§ **Set exercise**
In the rows below, from the line with "share-icon [1126, 845, 1158, 879]" to the line with "pinned-indicator: Pinned [80, 14, 213, 48]", swap "reply" for "comment" and give those lines back with nothing else changed.

### Listing ###

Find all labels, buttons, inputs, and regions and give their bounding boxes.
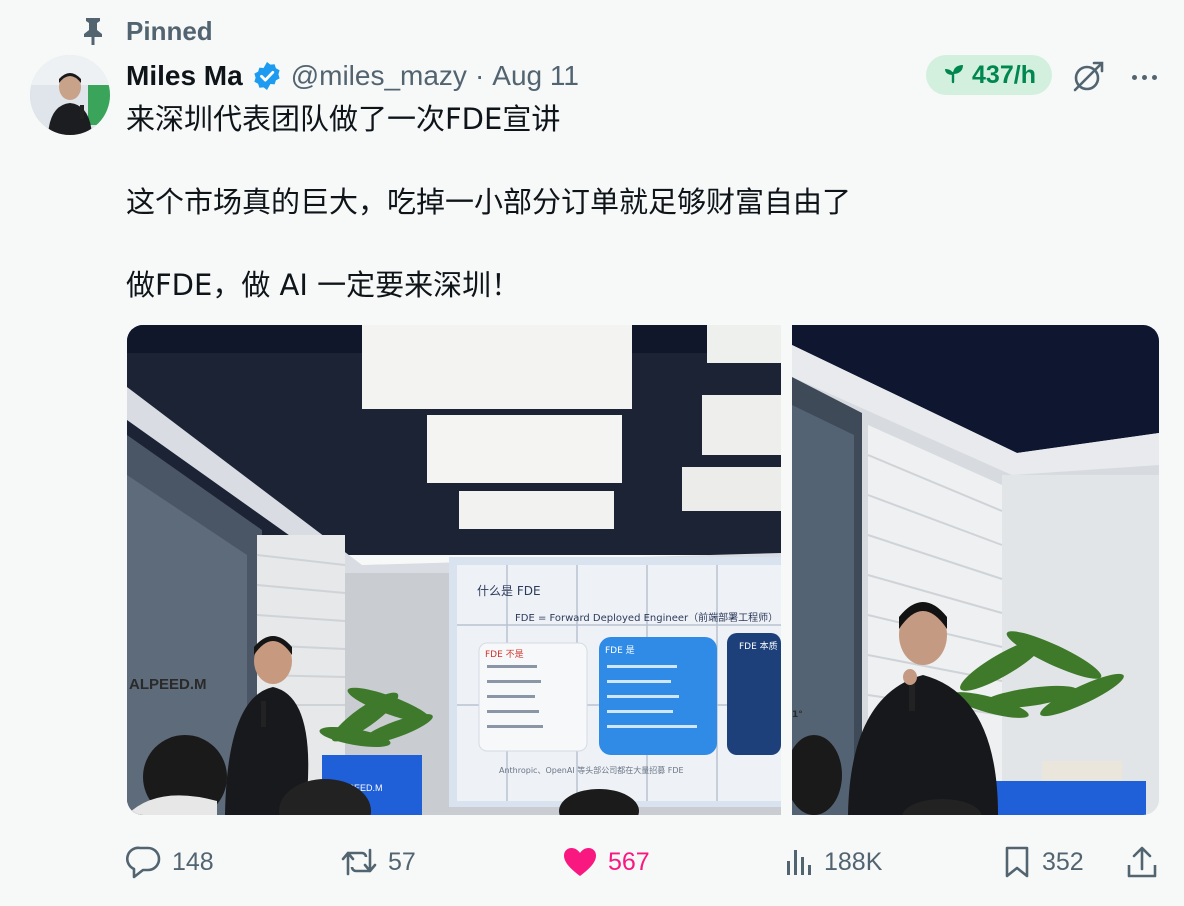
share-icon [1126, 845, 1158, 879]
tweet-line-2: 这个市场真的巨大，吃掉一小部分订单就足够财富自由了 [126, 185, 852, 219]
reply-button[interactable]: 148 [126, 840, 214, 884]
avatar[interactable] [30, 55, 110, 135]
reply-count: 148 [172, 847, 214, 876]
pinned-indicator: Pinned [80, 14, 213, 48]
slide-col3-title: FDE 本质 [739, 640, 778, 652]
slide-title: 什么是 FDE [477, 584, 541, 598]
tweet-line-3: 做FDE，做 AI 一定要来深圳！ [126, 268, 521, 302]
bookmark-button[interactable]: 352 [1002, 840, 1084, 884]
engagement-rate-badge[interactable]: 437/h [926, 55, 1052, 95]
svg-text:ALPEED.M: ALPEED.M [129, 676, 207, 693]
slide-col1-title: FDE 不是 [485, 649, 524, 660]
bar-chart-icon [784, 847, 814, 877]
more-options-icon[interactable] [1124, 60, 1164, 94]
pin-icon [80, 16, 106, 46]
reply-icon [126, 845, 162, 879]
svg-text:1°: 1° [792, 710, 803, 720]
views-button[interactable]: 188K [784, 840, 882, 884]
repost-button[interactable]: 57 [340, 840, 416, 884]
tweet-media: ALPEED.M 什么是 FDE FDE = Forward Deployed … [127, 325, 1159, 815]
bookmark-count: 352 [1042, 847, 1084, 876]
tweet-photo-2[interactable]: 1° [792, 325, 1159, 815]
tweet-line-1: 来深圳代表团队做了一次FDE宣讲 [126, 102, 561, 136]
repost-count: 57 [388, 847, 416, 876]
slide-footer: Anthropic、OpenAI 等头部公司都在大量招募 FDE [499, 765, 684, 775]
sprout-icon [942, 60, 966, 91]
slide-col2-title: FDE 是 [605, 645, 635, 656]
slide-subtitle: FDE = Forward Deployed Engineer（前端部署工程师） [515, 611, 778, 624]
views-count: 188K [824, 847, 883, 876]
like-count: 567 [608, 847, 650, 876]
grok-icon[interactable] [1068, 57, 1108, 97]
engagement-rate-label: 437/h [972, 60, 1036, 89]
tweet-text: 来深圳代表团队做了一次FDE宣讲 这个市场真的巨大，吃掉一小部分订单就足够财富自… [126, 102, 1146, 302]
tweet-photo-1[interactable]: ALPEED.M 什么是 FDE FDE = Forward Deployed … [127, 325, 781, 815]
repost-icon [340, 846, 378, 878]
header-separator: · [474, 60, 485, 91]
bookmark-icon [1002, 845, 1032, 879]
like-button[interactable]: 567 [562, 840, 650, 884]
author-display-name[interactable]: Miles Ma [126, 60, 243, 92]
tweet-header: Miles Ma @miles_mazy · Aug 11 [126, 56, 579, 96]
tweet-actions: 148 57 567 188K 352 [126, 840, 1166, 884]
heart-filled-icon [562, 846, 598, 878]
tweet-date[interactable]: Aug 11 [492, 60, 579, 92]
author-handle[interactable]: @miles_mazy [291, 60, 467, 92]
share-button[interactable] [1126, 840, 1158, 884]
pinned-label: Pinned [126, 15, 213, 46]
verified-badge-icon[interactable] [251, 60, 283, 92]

###
### Listing ###

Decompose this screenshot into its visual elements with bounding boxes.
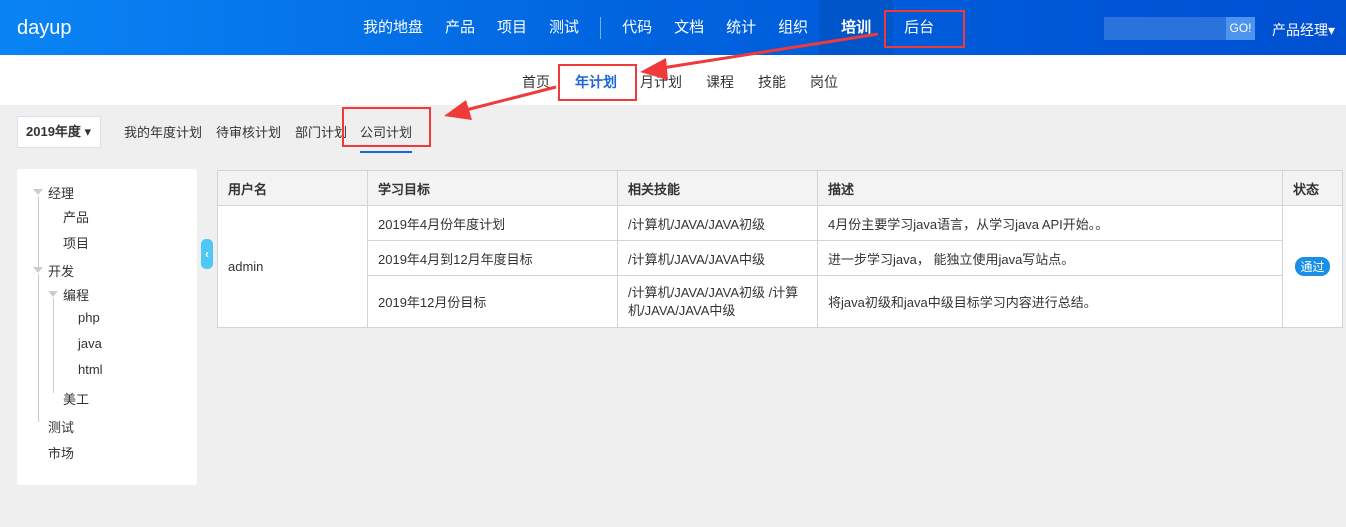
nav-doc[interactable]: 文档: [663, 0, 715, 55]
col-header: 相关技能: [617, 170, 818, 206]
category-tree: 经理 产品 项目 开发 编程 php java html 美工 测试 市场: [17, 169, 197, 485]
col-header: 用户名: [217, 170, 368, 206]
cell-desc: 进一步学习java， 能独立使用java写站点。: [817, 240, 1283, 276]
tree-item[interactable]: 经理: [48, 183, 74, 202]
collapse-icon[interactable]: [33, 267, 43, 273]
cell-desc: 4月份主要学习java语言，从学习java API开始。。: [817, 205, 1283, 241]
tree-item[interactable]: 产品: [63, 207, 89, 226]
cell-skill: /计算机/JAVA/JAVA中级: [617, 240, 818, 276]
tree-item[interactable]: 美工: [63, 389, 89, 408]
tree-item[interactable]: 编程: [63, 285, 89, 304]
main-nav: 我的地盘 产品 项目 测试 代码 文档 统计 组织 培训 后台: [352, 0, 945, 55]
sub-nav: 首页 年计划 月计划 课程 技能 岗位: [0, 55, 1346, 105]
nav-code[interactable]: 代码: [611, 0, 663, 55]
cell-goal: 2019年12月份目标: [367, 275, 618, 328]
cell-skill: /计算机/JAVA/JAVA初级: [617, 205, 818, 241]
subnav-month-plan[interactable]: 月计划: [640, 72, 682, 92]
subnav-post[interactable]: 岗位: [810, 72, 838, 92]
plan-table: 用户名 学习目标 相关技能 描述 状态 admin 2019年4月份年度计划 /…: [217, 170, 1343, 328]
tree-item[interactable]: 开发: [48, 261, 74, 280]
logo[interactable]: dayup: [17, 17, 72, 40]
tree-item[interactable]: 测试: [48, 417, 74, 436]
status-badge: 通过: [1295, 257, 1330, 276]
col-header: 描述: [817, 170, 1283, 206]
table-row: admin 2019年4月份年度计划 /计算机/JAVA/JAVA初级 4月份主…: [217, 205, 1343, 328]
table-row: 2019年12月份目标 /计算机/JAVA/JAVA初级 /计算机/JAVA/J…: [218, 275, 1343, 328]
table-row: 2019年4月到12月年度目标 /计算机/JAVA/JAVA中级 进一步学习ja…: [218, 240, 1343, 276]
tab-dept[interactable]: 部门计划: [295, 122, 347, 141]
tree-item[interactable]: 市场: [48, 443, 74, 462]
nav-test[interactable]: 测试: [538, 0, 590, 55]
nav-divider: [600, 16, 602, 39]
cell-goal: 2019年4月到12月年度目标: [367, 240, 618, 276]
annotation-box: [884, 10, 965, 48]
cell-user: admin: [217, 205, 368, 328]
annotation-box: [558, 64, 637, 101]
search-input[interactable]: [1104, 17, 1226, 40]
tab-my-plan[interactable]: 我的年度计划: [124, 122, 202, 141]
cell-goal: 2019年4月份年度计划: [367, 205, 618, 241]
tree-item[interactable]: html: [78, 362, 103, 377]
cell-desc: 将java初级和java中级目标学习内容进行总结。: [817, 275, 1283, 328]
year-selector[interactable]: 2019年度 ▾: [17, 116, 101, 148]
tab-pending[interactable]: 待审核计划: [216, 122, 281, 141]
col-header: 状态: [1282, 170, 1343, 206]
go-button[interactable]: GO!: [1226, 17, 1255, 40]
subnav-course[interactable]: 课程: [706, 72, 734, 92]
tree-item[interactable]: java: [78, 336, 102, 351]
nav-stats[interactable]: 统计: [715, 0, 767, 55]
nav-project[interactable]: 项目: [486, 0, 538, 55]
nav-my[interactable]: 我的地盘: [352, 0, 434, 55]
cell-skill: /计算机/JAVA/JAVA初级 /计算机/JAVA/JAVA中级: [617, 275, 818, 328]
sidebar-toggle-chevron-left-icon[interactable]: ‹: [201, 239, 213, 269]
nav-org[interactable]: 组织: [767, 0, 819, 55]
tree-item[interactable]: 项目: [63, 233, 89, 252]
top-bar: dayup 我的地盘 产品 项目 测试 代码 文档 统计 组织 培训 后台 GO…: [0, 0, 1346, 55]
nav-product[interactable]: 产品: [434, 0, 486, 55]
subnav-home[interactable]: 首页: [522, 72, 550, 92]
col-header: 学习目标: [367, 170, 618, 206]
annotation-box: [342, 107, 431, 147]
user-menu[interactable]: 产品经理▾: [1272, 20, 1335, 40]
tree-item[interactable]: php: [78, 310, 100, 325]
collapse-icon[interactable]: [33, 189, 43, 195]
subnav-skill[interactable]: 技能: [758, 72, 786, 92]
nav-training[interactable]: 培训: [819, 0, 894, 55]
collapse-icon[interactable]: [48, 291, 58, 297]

###

§ **Final result**
share-icon [1126, 845, 1158, 879]
tweet-line-2: 这个市场真的巨大，吃掉一小部分订单就足够财富自由了 [126, 185, 852, 219]
comment-button[interactable]: 148 [126, 840, 214, 884]
avatar[interactable] [30, 55, 110, 135]
comment-count: 148 [172, 847, 214, 876]
pinned-indicator: Pinned [80, 14, 213, 48]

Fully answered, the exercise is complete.